Exercise directions. State how many lines of the records contain the string "source", and give no other information.

Figure content listings
━━━━━━━━━━━━━━━━
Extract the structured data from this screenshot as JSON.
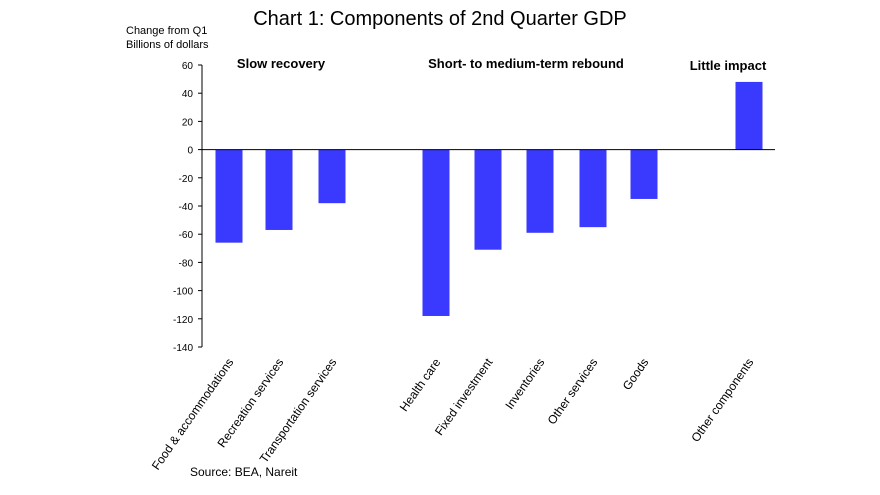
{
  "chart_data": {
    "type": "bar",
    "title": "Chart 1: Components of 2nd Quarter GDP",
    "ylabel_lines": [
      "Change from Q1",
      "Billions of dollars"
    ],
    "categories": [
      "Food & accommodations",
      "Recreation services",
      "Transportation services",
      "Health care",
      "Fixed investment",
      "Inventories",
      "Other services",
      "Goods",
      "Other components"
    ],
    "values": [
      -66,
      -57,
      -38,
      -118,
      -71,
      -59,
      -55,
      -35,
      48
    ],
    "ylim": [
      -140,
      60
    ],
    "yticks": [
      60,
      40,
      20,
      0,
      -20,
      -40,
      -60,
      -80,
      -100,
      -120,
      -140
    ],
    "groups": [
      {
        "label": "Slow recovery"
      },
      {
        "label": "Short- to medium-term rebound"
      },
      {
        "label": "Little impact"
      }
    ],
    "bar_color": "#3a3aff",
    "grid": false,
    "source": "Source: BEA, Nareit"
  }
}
━━━━━━━━━━━━━━━━
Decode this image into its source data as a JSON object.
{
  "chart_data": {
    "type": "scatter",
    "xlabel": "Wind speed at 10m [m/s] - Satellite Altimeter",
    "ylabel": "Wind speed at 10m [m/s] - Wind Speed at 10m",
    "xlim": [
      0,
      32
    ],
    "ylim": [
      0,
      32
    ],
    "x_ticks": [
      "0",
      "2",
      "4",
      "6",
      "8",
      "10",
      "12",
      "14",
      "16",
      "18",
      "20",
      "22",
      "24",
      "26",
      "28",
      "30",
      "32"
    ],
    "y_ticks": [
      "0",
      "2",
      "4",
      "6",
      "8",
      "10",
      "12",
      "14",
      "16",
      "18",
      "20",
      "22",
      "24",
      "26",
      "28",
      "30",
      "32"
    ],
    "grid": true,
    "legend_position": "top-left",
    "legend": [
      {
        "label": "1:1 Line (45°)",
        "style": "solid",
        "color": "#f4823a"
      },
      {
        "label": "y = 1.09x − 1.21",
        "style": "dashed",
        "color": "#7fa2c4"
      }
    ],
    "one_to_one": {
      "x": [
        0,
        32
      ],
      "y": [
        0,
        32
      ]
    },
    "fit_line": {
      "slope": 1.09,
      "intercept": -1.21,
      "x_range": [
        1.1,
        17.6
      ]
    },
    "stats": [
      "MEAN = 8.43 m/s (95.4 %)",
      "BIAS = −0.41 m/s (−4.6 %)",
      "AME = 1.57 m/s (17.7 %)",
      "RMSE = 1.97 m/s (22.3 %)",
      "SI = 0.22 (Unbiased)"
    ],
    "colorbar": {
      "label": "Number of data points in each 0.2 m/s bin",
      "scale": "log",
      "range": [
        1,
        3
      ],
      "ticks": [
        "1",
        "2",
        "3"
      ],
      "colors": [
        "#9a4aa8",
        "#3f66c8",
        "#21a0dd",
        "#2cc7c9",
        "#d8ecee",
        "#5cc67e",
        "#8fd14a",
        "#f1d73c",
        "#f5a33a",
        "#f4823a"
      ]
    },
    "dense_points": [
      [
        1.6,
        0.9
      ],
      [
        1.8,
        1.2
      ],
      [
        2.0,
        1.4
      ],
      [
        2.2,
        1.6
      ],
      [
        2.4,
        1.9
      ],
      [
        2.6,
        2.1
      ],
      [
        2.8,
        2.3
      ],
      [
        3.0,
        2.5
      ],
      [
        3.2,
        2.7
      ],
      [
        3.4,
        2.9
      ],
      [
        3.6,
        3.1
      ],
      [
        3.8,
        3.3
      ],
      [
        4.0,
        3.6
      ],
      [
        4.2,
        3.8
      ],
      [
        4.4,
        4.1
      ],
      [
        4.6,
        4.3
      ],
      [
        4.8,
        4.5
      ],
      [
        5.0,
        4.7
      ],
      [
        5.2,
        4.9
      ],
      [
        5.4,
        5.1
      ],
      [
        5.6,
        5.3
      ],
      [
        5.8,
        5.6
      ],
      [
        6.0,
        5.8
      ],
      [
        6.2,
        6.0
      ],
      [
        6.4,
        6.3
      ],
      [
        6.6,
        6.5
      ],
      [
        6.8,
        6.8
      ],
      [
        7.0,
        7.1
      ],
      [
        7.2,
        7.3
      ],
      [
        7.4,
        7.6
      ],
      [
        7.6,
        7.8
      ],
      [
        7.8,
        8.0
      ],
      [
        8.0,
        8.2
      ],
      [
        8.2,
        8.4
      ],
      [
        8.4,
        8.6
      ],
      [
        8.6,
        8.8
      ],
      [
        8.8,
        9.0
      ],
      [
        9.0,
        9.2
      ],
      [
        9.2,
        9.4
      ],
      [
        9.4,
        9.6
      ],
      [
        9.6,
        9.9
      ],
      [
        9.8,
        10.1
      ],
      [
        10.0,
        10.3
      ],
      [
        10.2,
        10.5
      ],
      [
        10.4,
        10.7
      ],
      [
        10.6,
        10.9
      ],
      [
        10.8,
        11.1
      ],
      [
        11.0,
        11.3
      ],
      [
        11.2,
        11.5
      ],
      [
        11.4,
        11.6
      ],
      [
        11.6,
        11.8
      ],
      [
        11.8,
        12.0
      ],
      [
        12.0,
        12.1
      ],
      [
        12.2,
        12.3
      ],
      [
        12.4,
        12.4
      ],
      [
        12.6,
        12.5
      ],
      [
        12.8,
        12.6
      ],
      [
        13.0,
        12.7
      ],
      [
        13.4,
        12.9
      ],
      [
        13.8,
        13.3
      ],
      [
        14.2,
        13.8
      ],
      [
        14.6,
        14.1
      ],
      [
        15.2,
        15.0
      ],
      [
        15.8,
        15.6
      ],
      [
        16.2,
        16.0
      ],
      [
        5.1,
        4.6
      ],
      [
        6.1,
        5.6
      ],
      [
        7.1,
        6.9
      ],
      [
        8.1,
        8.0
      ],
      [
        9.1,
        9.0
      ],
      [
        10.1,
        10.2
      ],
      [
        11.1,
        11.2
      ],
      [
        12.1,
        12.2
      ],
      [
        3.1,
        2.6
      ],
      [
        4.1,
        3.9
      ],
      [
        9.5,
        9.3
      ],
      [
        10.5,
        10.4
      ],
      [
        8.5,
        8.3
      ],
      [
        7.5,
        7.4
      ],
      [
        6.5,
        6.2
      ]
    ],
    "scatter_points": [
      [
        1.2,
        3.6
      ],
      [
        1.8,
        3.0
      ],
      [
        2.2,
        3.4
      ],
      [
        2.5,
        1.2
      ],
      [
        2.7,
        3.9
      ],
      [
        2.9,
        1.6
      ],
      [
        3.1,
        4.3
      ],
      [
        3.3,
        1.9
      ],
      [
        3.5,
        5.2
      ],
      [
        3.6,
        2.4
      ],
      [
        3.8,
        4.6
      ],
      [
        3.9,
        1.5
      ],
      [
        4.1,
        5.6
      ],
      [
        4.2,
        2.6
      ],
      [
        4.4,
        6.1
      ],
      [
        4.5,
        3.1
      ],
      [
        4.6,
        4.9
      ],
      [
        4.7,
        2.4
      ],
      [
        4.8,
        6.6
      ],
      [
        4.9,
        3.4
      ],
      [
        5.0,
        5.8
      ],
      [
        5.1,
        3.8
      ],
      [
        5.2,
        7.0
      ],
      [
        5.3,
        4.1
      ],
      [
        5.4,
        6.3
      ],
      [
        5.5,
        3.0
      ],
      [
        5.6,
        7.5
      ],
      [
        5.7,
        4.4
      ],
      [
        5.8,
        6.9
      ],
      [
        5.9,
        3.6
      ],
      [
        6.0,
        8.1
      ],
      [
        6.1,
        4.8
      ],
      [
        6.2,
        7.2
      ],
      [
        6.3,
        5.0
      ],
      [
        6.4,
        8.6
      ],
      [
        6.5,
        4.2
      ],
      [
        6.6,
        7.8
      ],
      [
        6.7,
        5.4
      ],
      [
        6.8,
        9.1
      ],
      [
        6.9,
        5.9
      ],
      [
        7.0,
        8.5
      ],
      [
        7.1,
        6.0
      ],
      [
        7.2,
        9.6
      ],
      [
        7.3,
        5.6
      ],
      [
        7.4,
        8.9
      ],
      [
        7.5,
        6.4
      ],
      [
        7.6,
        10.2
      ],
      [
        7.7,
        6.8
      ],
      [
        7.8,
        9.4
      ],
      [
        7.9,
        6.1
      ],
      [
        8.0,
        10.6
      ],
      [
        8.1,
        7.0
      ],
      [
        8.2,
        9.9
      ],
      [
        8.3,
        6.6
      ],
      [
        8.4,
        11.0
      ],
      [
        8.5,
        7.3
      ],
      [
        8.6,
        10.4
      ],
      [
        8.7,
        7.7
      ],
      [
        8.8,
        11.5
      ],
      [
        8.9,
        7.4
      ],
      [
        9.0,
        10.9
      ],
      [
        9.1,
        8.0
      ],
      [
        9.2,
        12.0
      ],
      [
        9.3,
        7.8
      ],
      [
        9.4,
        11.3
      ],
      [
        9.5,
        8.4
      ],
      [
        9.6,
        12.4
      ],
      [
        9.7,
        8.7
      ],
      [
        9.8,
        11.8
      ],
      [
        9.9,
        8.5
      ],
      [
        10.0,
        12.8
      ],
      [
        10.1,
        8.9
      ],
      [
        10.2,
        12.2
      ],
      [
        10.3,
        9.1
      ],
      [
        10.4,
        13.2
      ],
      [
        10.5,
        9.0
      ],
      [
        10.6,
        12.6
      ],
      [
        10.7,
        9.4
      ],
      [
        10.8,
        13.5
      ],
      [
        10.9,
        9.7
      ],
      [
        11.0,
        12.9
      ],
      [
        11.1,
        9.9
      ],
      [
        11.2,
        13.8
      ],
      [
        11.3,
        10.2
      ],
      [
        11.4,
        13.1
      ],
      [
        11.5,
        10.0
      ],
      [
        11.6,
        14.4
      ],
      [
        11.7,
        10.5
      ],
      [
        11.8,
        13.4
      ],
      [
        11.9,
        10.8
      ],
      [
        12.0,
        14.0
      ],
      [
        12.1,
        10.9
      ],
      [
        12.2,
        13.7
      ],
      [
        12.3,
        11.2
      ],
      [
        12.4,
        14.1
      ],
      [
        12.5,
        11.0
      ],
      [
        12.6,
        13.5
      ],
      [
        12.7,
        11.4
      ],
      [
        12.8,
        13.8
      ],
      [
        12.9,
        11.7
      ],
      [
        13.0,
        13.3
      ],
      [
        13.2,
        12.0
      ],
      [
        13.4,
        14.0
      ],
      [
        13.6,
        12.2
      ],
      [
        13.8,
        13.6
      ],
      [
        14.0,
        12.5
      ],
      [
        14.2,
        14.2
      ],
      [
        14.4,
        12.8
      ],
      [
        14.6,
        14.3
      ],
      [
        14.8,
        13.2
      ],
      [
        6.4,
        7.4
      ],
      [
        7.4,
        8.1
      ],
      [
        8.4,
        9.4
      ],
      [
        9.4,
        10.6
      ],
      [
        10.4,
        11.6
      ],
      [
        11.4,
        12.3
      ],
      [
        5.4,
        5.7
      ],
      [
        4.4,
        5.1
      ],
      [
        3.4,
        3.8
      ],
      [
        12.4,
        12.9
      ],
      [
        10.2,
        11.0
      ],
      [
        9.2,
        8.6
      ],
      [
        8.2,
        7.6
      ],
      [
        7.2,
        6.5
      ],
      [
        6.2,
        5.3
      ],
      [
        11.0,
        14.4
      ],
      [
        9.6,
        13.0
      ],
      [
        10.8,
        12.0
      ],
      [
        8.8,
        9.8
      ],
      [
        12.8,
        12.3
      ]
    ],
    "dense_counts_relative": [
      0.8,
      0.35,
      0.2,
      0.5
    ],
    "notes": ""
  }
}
━━━━━━━━━━━━━━━━
Answer to the problem. 2